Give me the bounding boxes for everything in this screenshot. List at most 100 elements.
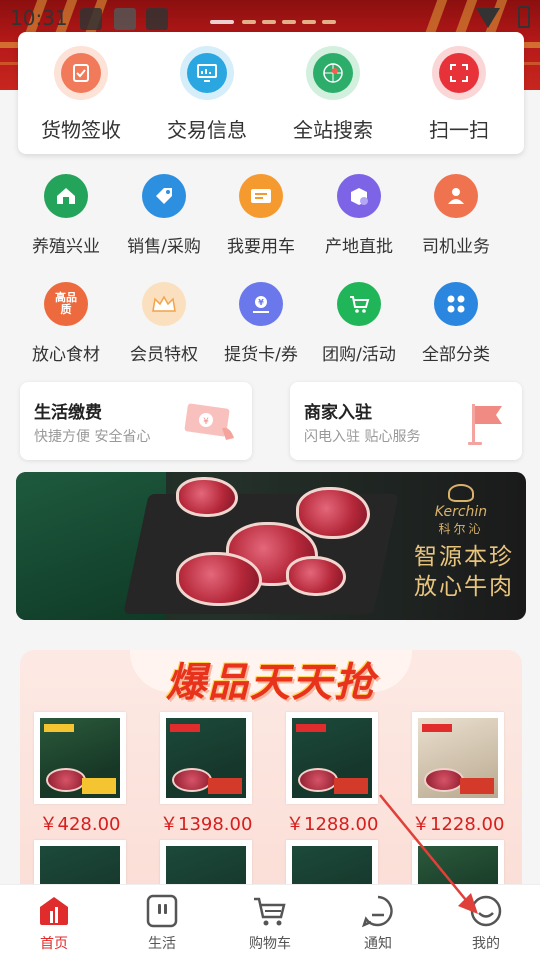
nav-tab-cart[interactable]: 购物车 bbox=[216, 893, 324, 953]
steak-image bbox=[296, 487, 370, 539]
quality-badge-icon: 高品质 bbox=[44, 282, 88, 326]
slogan-line: 智源本珍 bbox=[414, 544, 514, 570]
status-time: 10:31 bbox=[10, 6, 68, 30]
steak-image bbox=[176, 477, 238, 517]
profile-icon bbox=[470, 895, 502, 927]
nav-label: 生活 bbox=[148, 936, 176, 952]
grid-item-pickup-card[interactable]: ¥ 提货卡/券 bbox=[207, 282, 315, 365]
carousel-indicator bbox=[210, 20, 340, 24]
payment-card-icon: ¥ bbox=[184, 403, 234, 440]
product-card[interactable]: ￥1398.00 bbox=[160, 712, 252, 836]
banner-slogan: 智源本珍 放心牛肉 bbox=[394, 542, 526, 602]
service-title: 生活缴费 bbox=[34, 403, 102, 423]
promo-banner[interactable]: Kerchin 科尔沁 智源本珍 放心牛肉 bbox=[16, 472, 526, 620]
home-icon bbox=[40, 897, 68, 925]
crown-icon bbox=[152, 295, 176, 312]
battery-icon bbox=[518, 6, 530, 28]
grid-item-label: 全部分类 bbox=[422, 345, 490, 365]
nav-label: 首页 bbox=[40, 936, 68, 952]
grid-item-label: 司机业务 bbox=[422, 237, 490, 257]
price-tag-icon bbox=[156, 188, 172, 204]
product-image bbox=[286, 712, 378, 804]
shopping-cart-icon bbox=[254, 897, 286, 926]
product-card[interactable]: ￥428.00 bbox=[34, 712, 126, 836]
grid-item-group-buy[interactable]: 团购/活动 bbox=[305, 282, 413, 365]
scan-frame-icon bbox=[450, 64, 468, 82]
nav-label: 通知 bbox=[364, 936, 392, 952]
box-check-icon bbox=[351, 188, 368, 205]
service-subtitle: 闪电入驻 贴心服务 bbox=[304, 429, 421, 445]
quick-action-goods-receipt[interactable]: 货物签收 bbox=[18, 46, 144, 143]
quick-action-label: 货物签收 bbox=[41, 118, 121, 142]
grid-item-label: 提货卡/券 bbox=[224, 345, 298, 365]
driver-icon bbox=[448, 188, 464, 204]
wifi-icon bbox=[476, 8, 500, 28]
life-icon bbox=[146, 894, 178, 928]
brand-name: Kerchin bbox=[434, 504, 488, 520]
product-card[interactable]: ￥1288.00 bbox=[286, 712, 378, 836]
product-image bbox=[412, 712, 504, 804]
nav-label: 我的 bbox=[472, 936, 500, 952]
grid-item-sales-purchase[interactable]: 销售/采购 bbox=[110, 174, 218, 257]
nav-label: 购物车 bbox=[249, 936, 291, 952]
status-bar: 10:31 bbox=[0, 0, 540, 36]
quick-action-label: 扫一扫 bbox=[429, 118, 489, 142]
nav-tab-home[interactable]: 首页 bbox=[0, 893, 108, 953]
brand-logo: Kerchin 科尔沁 bbox=[396, 484, 526, 537]
nav-tab-notifications[interactable]: 通知 bbox=[324, 893, 432, 953]
grid-item-origin-wholesale[interactable]: 产地直批 bbox=[305, 174, 413, 257]
product-image bbox=[160, 712, 252, 804]
grid-item-label: 我要用车 bbox=[227, 237, 295, 257]
grid-apps-icon bbox=[447, 295, 465, 313]
service-card-merchant-join[interactable]: 商家入驻 闪电入驻 贴心服务 bbox=[290, 382, 522, 460]
monitor-chart-icon bbox=[197, 64, 217, 82]
steak-image bbox=[286, 556, 346, 596]
brand-name-cn: 科尔沁 bbox=[438, 522, 484, 536]
product-card[interactable]: ￥1228.00 bbox=[412, 712, 504, 836]
svg-text:¥: ¥ bbox=[258, 298, 264, 307]
nav-tab-life[interactable]: 生活 bbox=[108, 893, 216, 953]
grid-item-label: 会员特权 bbox=[130, 345, 198, 365]
grid-item-label: 团购/活动 bbox=[322, 345, 396, 365]
app-icon bbox=[146, 8, 168, 30]
flag-icon bbox=[468, 404, 502, 445]
hot-deals-title: 爆品天天抢 bbox=[166, 660, 376, 706]
image-icon bbox=[114, 8, 136, 30]
bottom-navigation: 首页 生活 购物车 通知 我的 bbox=[0, 884, 540, 960]
svg-text:¥: ¥ bbox=[203, 417, 209, 427]
quick-action-scan[interactable]: 扫一扫 bbox=[396, 46, 522, 143]
grid-item-all-categories[interactable]: 全部分类 bbox=[402, 282, 510, 365]
radar-search-icon bbox=[323, 63, 343, 83]
service-title: 商家入驻 bbox=[304, 403, 372, 423]
grid-item-driver-business[interactable]: 司机业务 bbox=[402, 174, 510, 257]
grid-item-label: 产地直批 bbox=[325, 237, 393, 257]
steak-image bbox=[176, 552, 262, 606]
product-price: ￥1228.00 bbox=[412, 814, 505, 835]
nav-tab-profile[interactable]: 我的 bbox=[432, 893, 540, 953]
product-price: ￥1288.00 bbox=[286, 814, 379, 835]
grid-item-breeding[interactable]: 养殖兴业 bbox=[12, 174, 120, 257]
quick-action-label: 全站搜索 bbox=[293, 118, 373, 142]
service-card-bill-payment[interactable]: 生活缴费 快捷方便 安全省心 ¥ bbox=[20, 382, 252, 460]
quality-badge-text: 高品质 bbox=[55, 291, 77, 316]
truck-card-icon bbox=[251, 189, 271, 203]
cart-icon bbox=[350, 296, 370, 313]
notification-icon bbox=[361, 895, 393, 928]
grid-item-label: 养殖兴业 bbox=[32, 237, 100, 257]
product-image bbox=[34, 712, 126, 804]
product-price: ￥1398.00 bbox=[160, 814, 253, 835]
grid-item-use-vehicle[interactable]: 我要用车 bbox=[207, 174, 315, 257]
grid-item-label: 放心食材 bbox=[32, 345, 100, 365]
quick-action-transaction-info[interactable]: 交易信息 bbox=[144, 46, 270, 143]
grid-item-member-privilege[interactable]: 会员特权 bbox=[110, 282, 218, 365]
service-subtitle: 快捷方便 安全省心 bbox=[34, 429, 151, 445]
quick-action-label: 交易信息 bbox=[167, 118, 247, 142]
grid-item-label: 销售/采购 bbox=[127, 237, 201, 257]
slogan-line: 放心牛肉 bbox=[414, 574, 514, 600]
farm-house-icon bbox=[57, 188, 75, 204]
quick-action-site-search[interactable]: 全站搜索 bbox=[270, 46, 396, 143]
product-price: ￥428.00 bbox=[39, 814, 121, 835]
grid-item-safe-food[interactable]: 高品质 放心食材 bbox=[12, 282, 120, 365]
coupon-hand-icon: ¥ bbox=[253, 296, 269, 313]
quick-actions-card: 货物签收 交易信息 全站搜索 扫一扫 bbox=[18, 32, 524, 154]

Written instruction: Copy every line of the records above word for word, leaving out the pictures.

Complete response:
Give me the bounding boxes for everything in this screenshot. List at most 100 elements.
nav-tab-cart[interactable]: 购物车 bbox=[216, 893, 324, 953]
steak-image bbox=[296, 487, 370, 539]
quality-badge-icon: 高品质 bbox=[44, 282, 88, 326]
slogan-line: 智源本珍 bbox=[414, 544, 514, 570]
status-time: 10:31 bbox=[10, 6, 68, 30]
steak-image bbox=[176, 477, 238, 517]
profile-icon bbox=[470, 895, 502, 927]
nav-label: 生活 bbox=[148, 936, 176, 952]
grid-item-pickup-card[interactable]: ¥ 提货卡/券 bbox=[207, 282, 315, 365]
carousel-indicator bbox=[210, 20, 340, 24]
payment-card-icon: ¥ bbox=[184, 403, 234, 440]
product-card[interactable]: ￥1398.00 bbox=[160, 712, 252, 836]
banner-slogan: 智源本珍 放心牛肉 bbox=[394, 542, 526, 602]
service-title: 生活缴费 bbox=[34, 403, 102, 423]
promo-banner[interactable]: Kerchin 科尔沁 智源本珍 放心牛肉 bbox=[16, 472, 526, 620]
home-icon bbox=[40, 897, 68, 925]
crown-icon bbox=[152, 295, 176, 312]
battery-icon bbox=[518, 6, 530, 28]
grid-item-label: 全部分类 bbox=[422, 345, 490, 365]
nav-label: 首页 bbox=[40, 936, 68, 952]
grid-item-label: 司机业务 bbox=[422, 237, 490, 257]
price-tag-icon bbox=[156, 188, 172, 204]
product-image bbox=[286, 712, 378, 804]
shopping-cart-icon bbox=[254, 897, 286, 926]
product-card[interactable]: ￥428.00 bbox=[34, 712, 126, 836]
grid-item-group-buy[interactable]: 团购/活动 bbox=[305, 282, 413, 365]
scan-frame-icon bbox=[450, 64, 468, 82]
nav-label: 通知 bbox=[364, 936, 392, 952]
box-check-icon bbox=[351, 188, 368, 205]
service-subtitle: 闪电入驻 贴心服务 bbox=[304, 429, 421, 445]
quick-action-goods-receipt[interactable]: 货物签收 bbox=[18, 46, 144, 143]
quick-action-label: 货物签收 bbox=[41, 118, 121, 142]
grid-item-label: 提货卡/券 bbox=[224, 345, 298, 365]
driver-icon bbox=[448, 188, 464, 204]
wifi-icon bbox=[476, 8, 500, 28]
life-icon bbox=[146, 894, 178, 928]
brand-name: Kerchin bbox=[434, 504, 488, 520]
product-card[interactable]: ￥1288.00 bbox=[286, 712, 378, 836]
product-image bbox=[412, 712, 504, 804]
nav-label: 我的 bbox=[472, 936, 500, 952]
grid-item-sales-purchase[interactable]: 销售/采购 bbox=[110, 174, 218, 257]
nav-label: 购物车 bbox=[249, 936, 291, 952]
status-bar: 10:31 bbox=[0, 0, 540, 36]
quick-action-label: 扫一扫 bbox=[429, 118, 489, 142]
nav-tab-home[interactable]: 首页 bbox=[0, 893, 108, 953]
brand-logo: Kerchin 科尔沁 bbox=[396, 484, 526, 537]
nav-tab-notifications[interactable]: 通知 bbox=[324, 893, 432, 953]
grid-item-origin-wholesale[interactable]: 产地直批 bbox=[305, 174, 413, 257]
product-image bbox=[160, 712, 252, 804]
grid-item-label: 我要用车 bbox=[227, 237, 295, 257]
grid-apps-icon bbox=[447, 295, 465, 313]
service-card-merchant-join[interactable]: 商家入驻 闪电入驻 贴心服务 bbox=[290, 382, 522, 460]
monitor-chart-icon bbox=[197, 64, 217, 82]
steak-image bbox=[286, 556, 346, 596]
brand-name-cn: 科尔沁 bbox=[438, 522, 484, 536]
product-card[interactable]: ￥1228.00 bbox=[412, 712, 504, 836]
svg-text:¥: ¥ bbox=[258, 298, 264, 307]
nav-tab-life[interactable]: 生活 bbox=[108, 893, 216, 953]
grid-item-label: 会员特权 bbox=[130, 345, 198, 365]
grid-item-label: 团购/活动 bbox=[322, 345, 396, 365]
app-icon bbox=[146, 8, 168, 30]
flag-icon bbox=[468, 404, 502, 445]
hot-deals-title: 爆品天天抢 bbox=[166, 660, 376, 706]
image-icon bbox=[114, 8, 136, 30]
bottom-navigation: 首页 生活 购物车 通知 我的 bbox=[0, 884, 540, 960]
svg-text:¥: ¥ bbox=[203, 417, 209, 427]
quick-action-scan[interactable]: 扫一扫 bbox=[396, 46, 522, 143]
grid-item-all-categories[interactable]: 全部分类 bbox=[402, 282, 510, 365]
radar-search-icon bbox=[323, 63, 343, 83]
service-title: 商家入驻 bbox=[304, 403, 372, 423]
grid-item-driver-business[interactable]: 司机业务 bbox=[402, 174, 510, 257]
grid-item-label: 产地直批 bbox=[325, 237, 393, 257]
steak-image bbox=[176, 552, 262, 606]
product-price: ￥1228.00 bbox=[412, 814, 505, 835]
nav-tab-profile[interactable]: 我的 bbox=[432, 893, 540, 953]
product-price: ￥1288.00 bbox=[286, 814, 379, 835]
grid-item-breeding[interactable]: 养殖兴业 bbox=[12, 174, 120, 257]
quick-action-label: 全站搜索 bbox=[293, 118, 373, 142]
service-card-bill-payment[interactable]: 生活缴费 快捷方便 安全省心 ¥ bbox=[20, 382, 252, 460]
quality-badge-text: 高品质 bbox=[55, 291, 77, 316]
truck-card-icon bbox=[251, 189, 271, 203]
cart-icon bbox=[350, 296, 370, 313]
notification-icon bbox=[361, 895, 393, 928]
grid-item-label: 养殖兴业 bbox=[32, 237, 100, 257]
product-image bbox=[34, 712, 126, 804]
product-price: ￥1398.00 bbox=[160, 814, 253, 835]
grid-item-use-vehicle[interactable]: 我要用车 bbox=[207, 174, 315, 257]
grid-item-label: 放心食材 bbox=[32, 345, 100, 365]
quick-action-transaction-info[interactable]: 交易信息 bbox=[144, 46, 270, 143]
grid-item-member-privilege[interactable]: 会员特权 bbox=[110, 282, 218, 365]
service-subtitle: 快捷方便 安全省心 bbox=[34, 429, 151, 445]
quick-action-label: 交易信息 bbox=[167, 118, 247, 142]
grid-item-label: 销售/采购 bbox=[127, 237, 201, 257]
slogan-line: 放心牛肉 bbox=[414, 574, 514, 600]
farm-house-icon bbox=[57, 188, 75, 204]
quick-action-site-search[interactable]: 全站搜索 bbox=[270, 46, 396, 143]
product-price: ￥428.00 bbox=[39, 814, 121, 835]
grid-item-safe-food[interactable]: 高品质 放心食材 bbox=[12, 282, 120, 365]
coupon-hand-icon: ¥ bbox=[253, 296, 269, 313]
quick-actions-card: 货物签收 交易信息 全站搜索 扫一扫 bbox=[18, 32, 524, 154]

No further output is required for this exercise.